--- begin Information provided ---

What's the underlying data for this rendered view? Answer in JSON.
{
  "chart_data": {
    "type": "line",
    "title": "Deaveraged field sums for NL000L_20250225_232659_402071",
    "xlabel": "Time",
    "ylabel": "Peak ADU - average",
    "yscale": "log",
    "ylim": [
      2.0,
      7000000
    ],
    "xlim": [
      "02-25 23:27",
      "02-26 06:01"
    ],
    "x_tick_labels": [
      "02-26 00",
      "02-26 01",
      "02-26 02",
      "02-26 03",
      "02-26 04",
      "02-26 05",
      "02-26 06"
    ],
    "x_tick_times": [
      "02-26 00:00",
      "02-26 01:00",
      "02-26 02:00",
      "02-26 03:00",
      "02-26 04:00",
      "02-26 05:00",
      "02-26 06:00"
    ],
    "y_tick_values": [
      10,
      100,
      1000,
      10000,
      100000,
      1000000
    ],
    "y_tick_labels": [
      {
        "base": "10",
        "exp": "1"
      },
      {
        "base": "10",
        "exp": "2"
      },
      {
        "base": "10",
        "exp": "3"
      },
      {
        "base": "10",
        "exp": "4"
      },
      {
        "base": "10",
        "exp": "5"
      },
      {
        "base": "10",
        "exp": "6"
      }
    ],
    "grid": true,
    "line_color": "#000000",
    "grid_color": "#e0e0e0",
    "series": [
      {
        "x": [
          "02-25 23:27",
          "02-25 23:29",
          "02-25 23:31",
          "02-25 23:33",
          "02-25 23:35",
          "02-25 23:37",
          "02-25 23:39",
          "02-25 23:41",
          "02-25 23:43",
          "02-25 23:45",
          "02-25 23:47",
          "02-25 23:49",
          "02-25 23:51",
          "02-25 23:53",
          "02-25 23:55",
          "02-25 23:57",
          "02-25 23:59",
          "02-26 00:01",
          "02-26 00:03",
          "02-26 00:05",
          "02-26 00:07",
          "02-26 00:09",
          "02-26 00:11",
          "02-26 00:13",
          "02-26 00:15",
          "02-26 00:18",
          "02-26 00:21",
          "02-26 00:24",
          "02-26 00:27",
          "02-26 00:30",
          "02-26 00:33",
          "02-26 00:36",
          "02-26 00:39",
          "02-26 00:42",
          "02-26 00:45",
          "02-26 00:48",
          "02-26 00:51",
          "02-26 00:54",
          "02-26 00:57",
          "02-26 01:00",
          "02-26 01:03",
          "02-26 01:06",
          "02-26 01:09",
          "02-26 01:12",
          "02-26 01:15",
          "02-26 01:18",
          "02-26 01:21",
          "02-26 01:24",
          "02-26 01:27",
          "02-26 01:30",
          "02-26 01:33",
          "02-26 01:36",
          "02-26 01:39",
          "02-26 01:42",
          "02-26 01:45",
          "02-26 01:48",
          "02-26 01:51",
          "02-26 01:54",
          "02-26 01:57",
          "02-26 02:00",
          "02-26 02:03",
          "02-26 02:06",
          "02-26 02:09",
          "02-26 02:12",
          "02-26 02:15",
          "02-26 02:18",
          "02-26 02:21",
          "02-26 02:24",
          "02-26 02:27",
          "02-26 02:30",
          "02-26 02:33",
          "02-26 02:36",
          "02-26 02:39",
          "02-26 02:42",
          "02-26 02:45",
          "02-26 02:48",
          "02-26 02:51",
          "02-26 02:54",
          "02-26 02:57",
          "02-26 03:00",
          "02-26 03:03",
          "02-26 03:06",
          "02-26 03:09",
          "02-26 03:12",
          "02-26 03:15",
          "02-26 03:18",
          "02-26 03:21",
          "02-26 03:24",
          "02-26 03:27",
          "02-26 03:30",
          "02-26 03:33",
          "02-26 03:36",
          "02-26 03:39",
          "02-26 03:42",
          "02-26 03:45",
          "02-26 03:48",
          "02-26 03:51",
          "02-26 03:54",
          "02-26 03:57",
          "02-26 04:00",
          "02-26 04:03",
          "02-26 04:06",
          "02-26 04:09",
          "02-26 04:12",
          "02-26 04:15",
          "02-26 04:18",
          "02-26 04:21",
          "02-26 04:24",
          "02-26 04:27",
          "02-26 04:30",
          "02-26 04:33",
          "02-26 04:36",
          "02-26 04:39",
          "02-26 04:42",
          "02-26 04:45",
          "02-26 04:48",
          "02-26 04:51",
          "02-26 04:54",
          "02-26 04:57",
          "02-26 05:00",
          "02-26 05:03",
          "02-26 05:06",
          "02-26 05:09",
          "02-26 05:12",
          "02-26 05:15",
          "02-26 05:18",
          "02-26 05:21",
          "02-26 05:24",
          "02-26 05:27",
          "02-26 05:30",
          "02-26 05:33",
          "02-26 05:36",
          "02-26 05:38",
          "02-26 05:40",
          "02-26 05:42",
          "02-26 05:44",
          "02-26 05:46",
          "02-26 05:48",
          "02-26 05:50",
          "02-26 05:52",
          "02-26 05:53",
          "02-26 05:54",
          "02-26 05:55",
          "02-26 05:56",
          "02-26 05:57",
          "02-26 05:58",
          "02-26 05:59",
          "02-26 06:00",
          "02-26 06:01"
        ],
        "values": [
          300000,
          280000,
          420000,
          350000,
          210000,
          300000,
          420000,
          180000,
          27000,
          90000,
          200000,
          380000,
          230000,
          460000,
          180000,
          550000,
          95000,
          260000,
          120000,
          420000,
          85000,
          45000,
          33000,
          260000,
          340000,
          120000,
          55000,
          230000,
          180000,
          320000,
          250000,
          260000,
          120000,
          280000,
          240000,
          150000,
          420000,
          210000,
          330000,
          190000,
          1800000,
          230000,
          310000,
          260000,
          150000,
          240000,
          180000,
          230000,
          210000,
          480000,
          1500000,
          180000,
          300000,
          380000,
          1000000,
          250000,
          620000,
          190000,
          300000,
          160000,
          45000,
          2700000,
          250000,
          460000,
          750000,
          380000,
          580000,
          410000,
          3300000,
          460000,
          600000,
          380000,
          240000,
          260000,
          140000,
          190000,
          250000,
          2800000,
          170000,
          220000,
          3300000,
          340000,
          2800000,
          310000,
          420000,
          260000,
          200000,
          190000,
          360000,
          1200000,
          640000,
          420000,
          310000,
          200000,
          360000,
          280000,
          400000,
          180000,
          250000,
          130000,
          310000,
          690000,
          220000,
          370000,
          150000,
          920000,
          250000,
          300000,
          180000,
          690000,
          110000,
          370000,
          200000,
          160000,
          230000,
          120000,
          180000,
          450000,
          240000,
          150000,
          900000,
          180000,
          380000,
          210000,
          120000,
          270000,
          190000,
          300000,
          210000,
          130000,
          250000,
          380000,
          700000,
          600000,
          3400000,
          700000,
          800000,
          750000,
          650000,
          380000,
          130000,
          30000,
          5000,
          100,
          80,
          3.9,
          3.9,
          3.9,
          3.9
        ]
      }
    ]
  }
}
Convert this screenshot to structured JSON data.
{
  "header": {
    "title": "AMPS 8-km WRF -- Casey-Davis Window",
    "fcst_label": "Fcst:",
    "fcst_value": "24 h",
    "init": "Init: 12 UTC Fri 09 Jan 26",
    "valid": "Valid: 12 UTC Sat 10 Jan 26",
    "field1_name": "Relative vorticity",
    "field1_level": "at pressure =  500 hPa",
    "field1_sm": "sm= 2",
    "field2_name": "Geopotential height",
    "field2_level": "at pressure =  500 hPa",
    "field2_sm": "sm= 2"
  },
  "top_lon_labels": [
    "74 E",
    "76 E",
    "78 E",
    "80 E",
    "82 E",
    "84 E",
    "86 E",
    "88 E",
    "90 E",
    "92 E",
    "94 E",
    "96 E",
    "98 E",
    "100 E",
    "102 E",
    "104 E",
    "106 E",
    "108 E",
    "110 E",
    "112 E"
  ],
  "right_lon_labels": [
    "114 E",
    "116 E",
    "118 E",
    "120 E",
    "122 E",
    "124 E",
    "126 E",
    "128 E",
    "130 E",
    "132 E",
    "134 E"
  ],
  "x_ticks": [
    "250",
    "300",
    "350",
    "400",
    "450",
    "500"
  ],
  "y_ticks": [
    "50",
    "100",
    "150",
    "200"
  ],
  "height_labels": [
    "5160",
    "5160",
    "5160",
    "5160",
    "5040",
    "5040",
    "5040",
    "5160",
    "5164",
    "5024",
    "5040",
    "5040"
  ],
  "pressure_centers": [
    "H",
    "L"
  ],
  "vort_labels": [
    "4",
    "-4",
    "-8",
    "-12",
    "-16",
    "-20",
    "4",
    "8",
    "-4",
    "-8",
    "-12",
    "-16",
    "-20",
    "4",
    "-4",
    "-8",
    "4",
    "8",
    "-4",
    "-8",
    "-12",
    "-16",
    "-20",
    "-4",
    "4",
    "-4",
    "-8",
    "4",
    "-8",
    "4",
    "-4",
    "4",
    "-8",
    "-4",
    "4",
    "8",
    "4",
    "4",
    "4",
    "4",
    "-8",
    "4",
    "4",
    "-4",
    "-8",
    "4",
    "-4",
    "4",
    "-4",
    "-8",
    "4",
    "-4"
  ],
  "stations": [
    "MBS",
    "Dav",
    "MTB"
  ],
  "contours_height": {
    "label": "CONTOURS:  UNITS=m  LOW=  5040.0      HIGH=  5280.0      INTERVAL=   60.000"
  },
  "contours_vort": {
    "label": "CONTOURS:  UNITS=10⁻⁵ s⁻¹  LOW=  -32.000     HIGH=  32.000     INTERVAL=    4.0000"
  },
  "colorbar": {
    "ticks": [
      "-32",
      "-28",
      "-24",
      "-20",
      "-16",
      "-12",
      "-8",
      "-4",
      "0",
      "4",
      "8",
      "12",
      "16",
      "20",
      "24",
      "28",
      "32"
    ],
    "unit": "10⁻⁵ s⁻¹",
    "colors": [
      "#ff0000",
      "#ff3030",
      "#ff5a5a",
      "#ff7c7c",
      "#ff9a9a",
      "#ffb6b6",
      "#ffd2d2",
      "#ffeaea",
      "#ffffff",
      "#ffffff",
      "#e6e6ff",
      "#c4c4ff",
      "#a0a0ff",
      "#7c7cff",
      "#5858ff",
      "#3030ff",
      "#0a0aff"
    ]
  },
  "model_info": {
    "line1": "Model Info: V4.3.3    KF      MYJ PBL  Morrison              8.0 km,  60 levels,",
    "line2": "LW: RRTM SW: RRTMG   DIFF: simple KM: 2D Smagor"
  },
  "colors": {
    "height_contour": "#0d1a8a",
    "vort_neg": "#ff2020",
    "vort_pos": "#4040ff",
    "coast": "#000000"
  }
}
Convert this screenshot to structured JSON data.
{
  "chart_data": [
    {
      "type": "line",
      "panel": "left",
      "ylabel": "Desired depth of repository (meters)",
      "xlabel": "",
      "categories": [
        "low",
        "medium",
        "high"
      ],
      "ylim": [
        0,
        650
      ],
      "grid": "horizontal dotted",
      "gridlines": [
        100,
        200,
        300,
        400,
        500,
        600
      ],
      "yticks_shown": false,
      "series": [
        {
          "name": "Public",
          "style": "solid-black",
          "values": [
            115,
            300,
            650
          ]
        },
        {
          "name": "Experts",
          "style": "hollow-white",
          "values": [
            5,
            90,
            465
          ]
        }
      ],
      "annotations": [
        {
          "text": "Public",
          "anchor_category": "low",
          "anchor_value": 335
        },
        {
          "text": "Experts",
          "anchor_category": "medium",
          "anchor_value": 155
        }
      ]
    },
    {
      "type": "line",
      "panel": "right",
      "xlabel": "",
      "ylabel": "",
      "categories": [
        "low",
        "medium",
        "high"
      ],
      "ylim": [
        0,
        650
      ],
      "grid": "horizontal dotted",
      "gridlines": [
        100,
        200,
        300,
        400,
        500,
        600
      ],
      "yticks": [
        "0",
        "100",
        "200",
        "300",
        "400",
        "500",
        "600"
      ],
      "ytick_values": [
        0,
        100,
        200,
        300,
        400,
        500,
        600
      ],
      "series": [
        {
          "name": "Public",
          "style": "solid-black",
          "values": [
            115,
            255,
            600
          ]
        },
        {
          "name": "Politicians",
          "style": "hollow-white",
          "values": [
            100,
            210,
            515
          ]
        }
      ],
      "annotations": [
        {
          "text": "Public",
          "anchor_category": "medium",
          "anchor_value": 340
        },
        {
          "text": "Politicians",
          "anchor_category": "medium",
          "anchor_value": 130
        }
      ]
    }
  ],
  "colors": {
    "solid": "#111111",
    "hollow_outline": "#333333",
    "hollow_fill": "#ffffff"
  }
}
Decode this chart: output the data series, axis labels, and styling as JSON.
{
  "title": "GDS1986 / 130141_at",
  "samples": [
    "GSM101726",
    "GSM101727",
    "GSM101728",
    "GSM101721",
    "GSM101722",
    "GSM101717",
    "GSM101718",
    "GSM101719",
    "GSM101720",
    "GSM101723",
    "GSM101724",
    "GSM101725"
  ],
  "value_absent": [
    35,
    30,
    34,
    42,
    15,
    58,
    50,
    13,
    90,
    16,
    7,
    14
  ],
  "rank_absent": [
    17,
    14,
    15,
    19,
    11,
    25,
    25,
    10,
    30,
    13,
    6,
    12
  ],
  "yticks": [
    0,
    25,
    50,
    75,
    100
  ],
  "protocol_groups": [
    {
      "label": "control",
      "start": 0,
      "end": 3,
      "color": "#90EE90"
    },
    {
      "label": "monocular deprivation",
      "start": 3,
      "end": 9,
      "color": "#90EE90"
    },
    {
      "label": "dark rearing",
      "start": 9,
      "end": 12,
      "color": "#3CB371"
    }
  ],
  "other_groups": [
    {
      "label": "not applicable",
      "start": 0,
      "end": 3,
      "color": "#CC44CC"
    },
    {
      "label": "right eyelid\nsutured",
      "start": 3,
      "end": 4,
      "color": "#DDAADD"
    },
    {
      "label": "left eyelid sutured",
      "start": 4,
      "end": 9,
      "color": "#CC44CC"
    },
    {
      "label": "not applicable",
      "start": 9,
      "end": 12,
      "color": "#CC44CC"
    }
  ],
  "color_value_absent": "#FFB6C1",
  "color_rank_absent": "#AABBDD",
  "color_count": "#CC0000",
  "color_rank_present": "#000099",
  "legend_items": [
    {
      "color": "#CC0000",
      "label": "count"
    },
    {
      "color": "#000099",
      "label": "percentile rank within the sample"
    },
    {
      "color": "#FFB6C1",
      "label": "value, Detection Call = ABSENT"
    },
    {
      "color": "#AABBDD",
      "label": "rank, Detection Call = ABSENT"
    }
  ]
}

--- end Information provided ---

* Requirement
Identify every line holding the word "title" and copy it out.

* Result for this task
    "title": "Deaveraged field sums for NL000L_20250225_232659_402071",
    "title": "AMPS 8-km WRF -- Casey-Davis Window",
  "title": "GDS1986 / 130141_at",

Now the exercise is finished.